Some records

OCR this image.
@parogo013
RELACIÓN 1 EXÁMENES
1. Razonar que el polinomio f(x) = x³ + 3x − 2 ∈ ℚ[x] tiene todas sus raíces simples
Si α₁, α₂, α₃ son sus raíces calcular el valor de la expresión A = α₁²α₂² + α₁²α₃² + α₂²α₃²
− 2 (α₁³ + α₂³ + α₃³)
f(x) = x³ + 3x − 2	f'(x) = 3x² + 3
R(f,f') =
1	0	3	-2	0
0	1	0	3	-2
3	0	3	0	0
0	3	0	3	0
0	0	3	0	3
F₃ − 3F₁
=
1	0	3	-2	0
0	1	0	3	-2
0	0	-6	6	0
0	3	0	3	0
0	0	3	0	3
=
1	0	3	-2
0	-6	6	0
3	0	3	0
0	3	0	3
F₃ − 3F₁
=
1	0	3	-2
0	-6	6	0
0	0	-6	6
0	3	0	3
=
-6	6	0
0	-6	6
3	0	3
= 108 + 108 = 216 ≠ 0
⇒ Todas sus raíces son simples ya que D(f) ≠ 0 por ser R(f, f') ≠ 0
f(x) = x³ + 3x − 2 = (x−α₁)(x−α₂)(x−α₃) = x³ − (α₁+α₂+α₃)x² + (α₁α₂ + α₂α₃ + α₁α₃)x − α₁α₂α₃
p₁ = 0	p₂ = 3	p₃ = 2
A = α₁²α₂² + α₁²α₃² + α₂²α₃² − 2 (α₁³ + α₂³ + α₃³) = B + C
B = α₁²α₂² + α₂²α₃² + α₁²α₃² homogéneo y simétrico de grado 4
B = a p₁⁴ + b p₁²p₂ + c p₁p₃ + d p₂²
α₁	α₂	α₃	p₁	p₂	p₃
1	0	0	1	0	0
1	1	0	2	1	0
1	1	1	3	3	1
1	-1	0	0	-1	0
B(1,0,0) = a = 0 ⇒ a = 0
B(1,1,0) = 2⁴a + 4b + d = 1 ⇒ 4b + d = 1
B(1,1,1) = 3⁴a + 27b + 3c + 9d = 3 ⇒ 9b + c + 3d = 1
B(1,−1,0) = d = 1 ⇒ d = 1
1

## TASK DIRECTIONS
Output every entry shown above, exactly.

## TASK SOLUTION
OCR this image.
@parogo013
RELACIÓN 1 EXÁMENES
1. Razonar que el polinomio f(x) = x³ + 3x − 2 ∈ ℚ[x] tiene todas sus raíces simples
Si α₁, α₂, α₃ son sus raíces calcular el valor de la expresión A = α₁²α₂² + α₁²α₃² + α₂²α₃²
− 2 (α₁³ + α₂³ + α₃³)
f(x) = x³ + 3x − 2	f'(x) = 3x² + 3
R(f,f') =
1	0	3	-2	0
0	1	0	3	-2
3	0	3	0	0
0	3	0	3	0
0	0	3	0	3
F₃ − 3F₁
=
1	0	3	-2	0
0	1	0	3	-2
0	0	-6	6	0
0	3	0	3	0
0	0	3	0	3
=
1	0	3	-2
0	-6	6	0
3	0	3	0
0	3	0	3
F₃ − 3F₁
=
1	0	3	-2
0	-6	6	0
0	0	-6	6
0	3	0	3
=
-6	6	0
0	-6	6
3	0	3
= 108 + 108 = 216 ≠ 0
⇒ Todas sus raíces son simples ya que D(f) ≠ 0 por ser R(f, f') ≠ 0
f(x) = x³ + 3x − 2 = (x−α₁)(x−α₂)(x−α₃) = x³ − (α₁+α₂+α₃)x² + (α₁α₂ + α₂α₃ + α₁α₃)x − α₁α₂α₃
p₁ = 0	p₂ = 3	p₃ = 2
A = α₁²α₂² + α₁²α₃² + α₂²α₃² − 2 (α₁³ + α₂³ + α₃³) = B + C
B = α₁²α₂² + α₂²α₃² + α₁²α₃² homogéneo y simétrico de grado 4
B = a p₁⁴ + b p₁²p₂ + c p₁p₃ + d p₂²
α₁	α₂	α₃	p₁	p₂	p₃
1	0	0	1	0	0
1	1	0	2	1	0
1	1	1	3	3	1
1	-1	0	0	-1	0
B(1,0,0) = a = 0 ⇒ a = 0
B(1,1,0) = 2⁴a + 4b + d = 1 ⇒ 4b + d = 1
B(1,1,1) = 3⁴a + 27b + 3c + 9d = 3 ⇒ 9b + c + 3d = 1
B(1,−1,0) = d = 1 ⇒ d = 1
1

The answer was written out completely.